— Material —

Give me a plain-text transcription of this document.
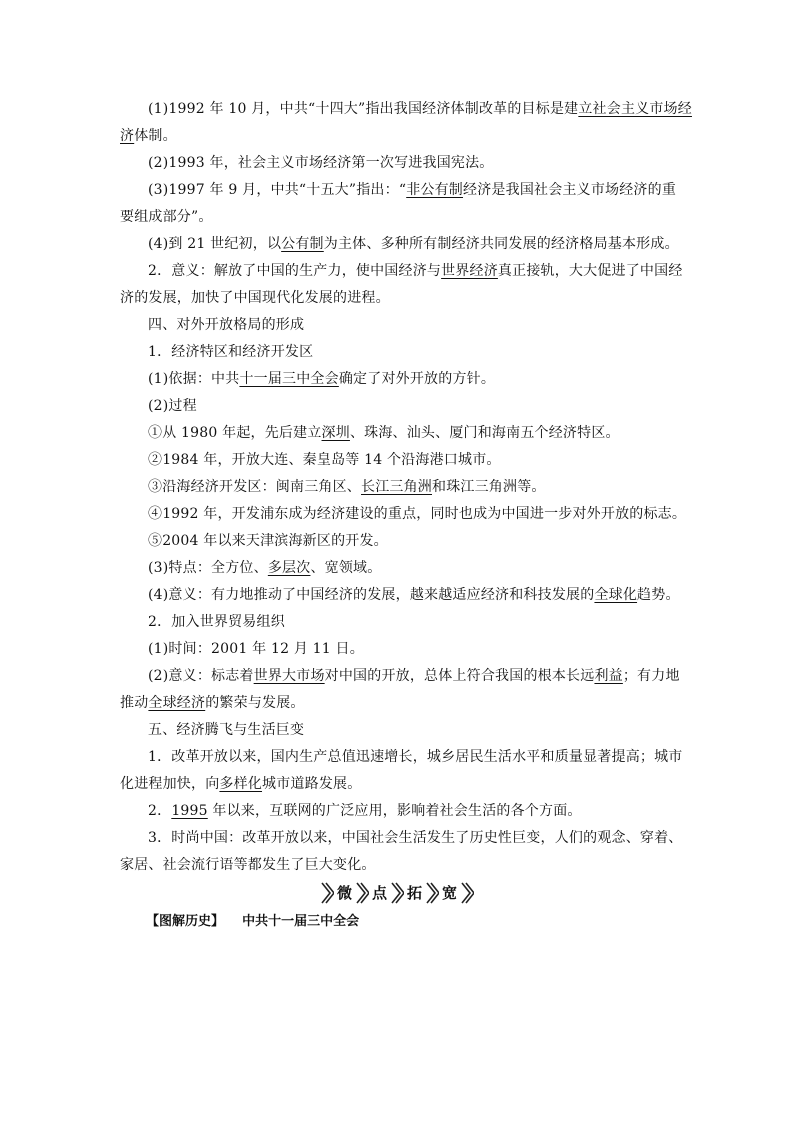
(1)1992 年 10 月，中共“十四大”指出我国经济体制改革的目标是建立社会主义市场经
济体制。
(2)1993 年，社会主义市场经济第一次写进我国宪法。
(3)1997 年 9 月，中共“十五大”指出：“非公有制经济是我国社会主义市场经济的重
要组成部分”。
(4)到 21 世纪初，以公有制为主体、多种所有制经济共同发展的经济格局基本形成。
2．意义：解放了中国的生产力，使中国经济与世界经济真正接轨，大大促进了中国经
济的发展，加快了中国现代化发展的进程。
四、对外开放格局的形成
1．经济特区和经济开发区
(1)依据：中共十一届三中全会确定了对外开放的方针。
(2)过程
①从 1980 年起，先后建立深圳、珠海、汕头、厦门和海南五个经济特区。
②1984 年，开放大连、秦皇岛等 14 个沿海港口城市。
③沿海经济开发区：闽南三角区、长江三角洲和珠江三角洲等。
④1992 年，开发浦东成为经济建设的重点，同时也成为中国进一步对外开放的标志。
⑤2004 年以来天津滨海新区的开发。
(3)特点：全方位、多层次、宽领域。
(4)意义：有力地推动了中国经济的发展，越来越适应经济和科技发展的全球化趋势。
2．加入世界贸易组织
(1)时间：2001 年 12 月 11 日。
(2)意义：标志着世界大市场对中国的开放，总体上符合我国的根本长远利益；有力地
推动全球经济的繁荣与发展。
五、经济腾飞与生活巨变
1．改革开放以来，国内生产总值迅速增长，城乡居民生活水平和质量显著提高；城市
化进程加快，向多样化城市道路发展。
2．1995 年以来，互联网的广泛应用，影响着社会生活的各个方面。
3．时尚中国：改革开放以来，中国社会生活发生了历史性巨变，人们的观念、穿着、
家居、社会流行语等都发生了巨大变化。
微 点 拓 宽
【图解历史】 中共十一届三中全会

— Task goal —
Set the listing down in full and exactly. Pictures within it should not appear in the copy.

— Output below —
Give me a plain-text transcription of this document.
(1)1992 年 10 月，中共“十四大”指出我国经济体制改革的目标是建立社会主义市场经
济体制。
(2)1993 年，社会主义市场经济第一次写进我国宪法。
(3)1997 年 9 月，中共“十五大”指出：“非公有制经济是我国社会主义市场经济的重
要组成部分”。
(4)到 21 世纪初，以公有制为主体、多种所有制经济共同发展的经济格局基本形成。
2．意义：解放了中国的生产力，使中国经济与世界经济真正接轨，大大促进了中国经
济的发展，加快了中国现代化发展的进程。
四、对外开放格局的形成
1．经济特区和经济开发区
(1)依据：中共十一届三中全会确定了对外开放的方针。
(2)过程
①从 1980 年起，先后建立深圳、珠海、汕头、厦门和海南五个经济特区。
②1984 年，开放大连、秦皇岛等 14 个沿海港口城市。
③沿海经济开发区：闽南三角区、长江三角洲和珠江三角洲等。
④1992 年，开发浦东成为经济建设的重点，同时也成为中国进一步对外开放的标志。
⑤2004 年以来天津滨海新区的开发。
(3)特点：全方位、多层次、宽领域。
(4)意义：有力地推动了中国经济的发展，越来越适应经济和科技发展的全球化趋势。
2．加入世界贸易组织
(1)时间：2001 年 12 月 11 日。
(2)意义：标志着世界大市场对中国的开放，总体上符合我国的根本长远利益；有力地
推动全球经济的繁荣与发展。
五、经济腾飞与生活巨变
1．改革开放以来，国内生产总值迅速增长，城乡居民生活水平和质量显著提高；城市
化进程加快，向多样化城市道路发展。
2．1995 年以来，互联网的广泛应用，影响着社会生活的各个方面。
3．时尚中国：改革开放以来，中国社会生活发生了历史性巨变，人们的观念、穿着、
家居、社会流行语等都发生了巨大变化。
微 点 拓 宽
【图解历史】 中共十一届三中全会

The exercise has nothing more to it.